# [Task brief]
Copy every line of the records below that holds the word "February".

# [Dataset rows]
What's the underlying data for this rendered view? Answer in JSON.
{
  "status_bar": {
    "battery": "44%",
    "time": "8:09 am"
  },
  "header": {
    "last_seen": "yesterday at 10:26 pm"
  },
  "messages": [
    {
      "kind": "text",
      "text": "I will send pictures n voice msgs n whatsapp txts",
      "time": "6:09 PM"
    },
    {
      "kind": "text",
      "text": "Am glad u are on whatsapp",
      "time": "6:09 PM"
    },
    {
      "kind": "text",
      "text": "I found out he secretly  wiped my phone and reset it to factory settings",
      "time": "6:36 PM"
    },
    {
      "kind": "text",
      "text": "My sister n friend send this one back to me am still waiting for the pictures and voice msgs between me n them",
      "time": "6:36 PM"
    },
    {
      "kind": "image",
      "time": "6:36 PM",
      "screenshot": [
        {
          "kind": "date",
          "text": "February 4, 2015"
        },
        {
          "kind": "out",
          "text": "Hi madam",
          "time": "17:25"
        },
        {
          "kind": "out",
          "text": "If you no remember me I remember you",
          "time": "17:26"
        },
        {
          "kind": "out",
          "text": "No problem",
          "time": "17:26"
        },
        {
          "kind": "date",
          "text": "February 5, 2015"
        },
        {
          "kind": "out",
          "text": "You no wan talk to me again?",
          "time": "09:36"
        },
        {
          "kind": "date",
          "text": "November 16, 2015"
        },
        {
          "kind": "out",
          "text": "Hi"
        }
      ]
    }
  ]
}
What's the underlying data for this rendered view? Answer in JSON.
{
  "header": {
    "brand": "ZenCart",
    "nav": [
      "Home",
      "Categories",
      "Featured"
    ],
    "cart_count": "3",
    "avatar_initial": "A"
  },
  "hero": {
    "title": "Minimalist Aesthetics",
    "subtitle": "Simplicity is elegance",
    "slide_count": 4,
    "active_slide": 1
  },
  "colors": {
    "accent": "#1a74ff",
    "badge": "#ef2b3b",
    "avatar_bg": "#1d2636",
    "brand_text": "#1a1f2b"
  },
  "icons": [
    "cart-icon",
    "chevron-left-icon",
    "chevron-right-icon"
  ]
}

# [Expected answer]
          "text": "February 4, 2015"
          "text": "February 5, 2015"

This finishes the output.